- [EXERCICES]
[a] Résumez le passage extrait en deux phrases, s'il vous plaît.
[b] D'après le passage extrait, quel animal occuperait la première place s'il fallait tenir compte des services rendus à la science ?
=== PASSAGE EXTRAIT ===
Il est aujourd’hui encore, reconnu comme le «père de la physiologie expérimentale ». Prenant appui sur sa propre expérience, il expose ses principes en 1865 dans une Introduction à l’étude de la médecine expérimentale. Selon lui, tout raisonnement scientifique doit s’appuyer sur une succession de trois phases :

– L’observation d’un fait ;
– Une hypothèse pour expliquer ce fait ;
– Une expérience permettant de confirmer ou d’infirmer cette hypothèse.

Cette méthode expérimentale digne des plus grands enquêteurs, annonce une nouvelle ère de la médecine. Et elle a permis à Claude Bernard de faire des découvertes majeures.. Seul bémol, la plupart de ses expérimentations passaient par la vivisection. «Ce qui lui a valu quelques déboires avec la toute nouvelle Société protectrice des Animaux (SPA) créée en 1845 », s’amuse Pierre Corvol. «Même sa femme et ses filles, farouches militantes de la cause animale, finiront par se détourner de lui».

Cette propension à expérimenter sur l’animal fera dire à Claude Bernard que «s’il fallait tenir compte des services rendus à la science, la grenouille occuperait la première place ».

Une vie de découvertes

«Enumérer toutes les découvertes de Claude Bernard prendrait un temps fou» tempère le Pr Corvol. «L’une des plus importante fut celle de la fonction glycogénique du foie. La théorie la plus couramment admise à l’époque était que le sucre provenait de l’alimentation. Et qu’il était détruit par les phénomènes de combustion, notamment lors de la respiration».
=== DONNÉES EXTRAITES ===
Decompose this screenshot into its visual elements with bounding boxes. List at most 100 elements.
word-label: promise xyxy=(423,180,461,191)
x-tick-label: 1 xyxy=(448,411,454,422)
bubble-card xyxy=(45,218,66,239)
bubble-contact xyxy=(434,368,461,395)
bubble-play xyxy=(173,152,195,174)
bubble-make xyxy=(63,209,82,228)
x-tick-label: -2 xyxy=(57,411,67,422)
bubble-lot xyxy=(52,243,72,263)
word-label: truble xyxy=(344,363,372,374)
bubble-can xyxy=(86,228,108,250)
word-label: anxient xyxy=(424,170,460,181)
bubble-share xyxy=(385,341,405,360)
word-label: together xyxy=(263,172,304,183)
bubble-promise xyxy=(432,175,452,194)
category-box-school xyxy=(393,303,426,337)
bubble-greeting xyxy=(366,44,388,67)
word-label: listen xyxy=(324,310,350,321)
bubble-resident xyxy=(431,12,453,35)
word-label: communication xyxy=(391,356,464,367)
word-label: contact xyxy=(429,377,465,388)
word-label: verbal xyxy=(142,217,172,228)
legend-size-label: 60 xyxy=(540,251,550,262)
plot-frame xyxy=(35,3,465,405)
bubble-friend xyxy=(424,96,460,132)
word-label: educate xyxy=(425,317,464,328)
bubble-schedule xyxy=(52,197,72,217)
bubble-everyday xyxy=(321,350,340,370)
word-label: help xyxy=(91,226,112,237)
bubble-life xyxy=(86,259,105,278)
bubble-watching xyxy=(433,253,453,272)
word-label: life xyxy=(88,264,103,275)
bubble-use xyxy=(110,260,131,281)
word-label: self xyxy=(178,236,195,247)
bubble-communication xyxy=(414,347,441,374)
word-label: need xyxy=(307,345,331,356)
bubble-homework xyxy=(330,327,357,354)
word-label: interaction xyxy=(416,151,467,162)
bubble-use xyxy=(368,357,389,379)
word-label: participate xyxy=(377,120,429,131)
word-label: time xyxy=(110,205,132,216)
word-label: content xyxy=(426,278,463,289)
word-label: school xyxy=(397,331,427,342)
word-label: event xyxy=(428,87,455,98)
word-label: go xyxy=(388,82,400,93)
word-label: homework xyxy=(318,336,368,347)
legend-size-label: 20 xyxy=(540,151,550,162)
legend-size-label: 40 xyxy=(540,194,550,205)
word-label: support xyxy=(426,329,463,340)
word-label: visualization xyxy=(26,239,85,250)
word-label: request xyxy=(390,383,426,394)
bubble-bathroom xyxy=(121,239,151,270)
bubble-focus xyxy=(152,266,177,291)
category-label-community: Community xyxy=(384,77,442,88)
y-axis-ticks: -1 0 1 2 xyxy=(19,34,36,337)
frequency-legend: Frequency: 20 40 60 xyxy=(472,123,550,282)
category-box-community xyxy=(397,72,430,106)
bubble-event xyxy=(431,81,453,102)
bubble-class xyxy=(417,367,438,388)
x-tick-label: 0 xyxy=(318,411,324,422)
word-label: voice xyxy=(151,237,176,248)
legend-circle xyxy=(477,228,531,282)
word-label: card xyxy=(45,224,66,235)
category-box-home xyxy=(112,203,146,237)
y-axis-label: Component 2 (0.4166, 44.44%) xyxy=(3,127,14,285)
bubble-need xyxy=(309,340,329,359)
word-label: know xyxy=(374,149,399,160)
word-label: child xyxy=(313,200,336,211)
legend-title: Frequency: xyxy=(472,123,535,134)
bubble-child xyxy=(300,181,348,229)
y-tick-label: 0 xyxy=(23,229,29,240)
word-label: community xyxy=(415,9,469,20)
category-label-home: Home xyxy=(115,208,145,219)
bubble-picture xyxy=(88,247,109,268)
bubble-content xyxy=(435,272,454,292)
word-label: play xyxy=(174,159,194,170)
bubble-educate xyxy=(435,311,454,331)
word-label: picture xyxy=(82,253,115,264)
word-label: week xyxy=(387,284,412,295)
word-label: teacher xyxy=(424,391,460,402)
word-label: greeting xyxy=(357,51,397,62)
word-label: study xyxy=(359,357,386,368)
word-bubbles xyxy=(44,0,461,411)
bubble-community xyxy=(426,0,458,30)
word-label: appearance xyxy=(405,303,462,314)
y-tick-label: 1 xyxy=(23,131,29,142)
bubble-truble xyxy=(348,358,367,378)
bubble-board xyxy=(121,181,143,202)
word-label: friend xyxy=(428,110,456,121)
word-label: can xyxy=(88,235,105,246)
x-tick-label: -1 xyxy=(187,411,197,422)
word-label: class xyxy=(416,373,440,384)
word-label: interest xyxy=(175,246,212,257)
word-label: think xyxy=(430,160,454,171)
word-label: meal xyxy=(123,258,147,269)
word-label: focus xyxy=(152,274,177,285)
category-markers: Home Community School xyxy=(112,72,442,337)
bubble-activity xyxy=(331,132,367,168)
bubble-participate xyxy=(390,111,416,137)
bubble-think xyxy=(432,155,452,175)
===
- [RÉPONSES AUX EXERCICES]
[a] Claude Bernard, reconnu comme le père de la physiologie expérimentale, expose en 1865 une méthode qui enchaîne l'observation d'un fait, une hypothèse pour l'expliquer et une expérience pour la confirmer ou l'infirmer. Cette méthode lui permet des découvertes majeures, dont la fonction glycogénique du foie, mais son recours à la vivisection lui vaut des déboires avec la SPA et finit par éloigner de lui sa femme et ses filles.

[b] La grenouille.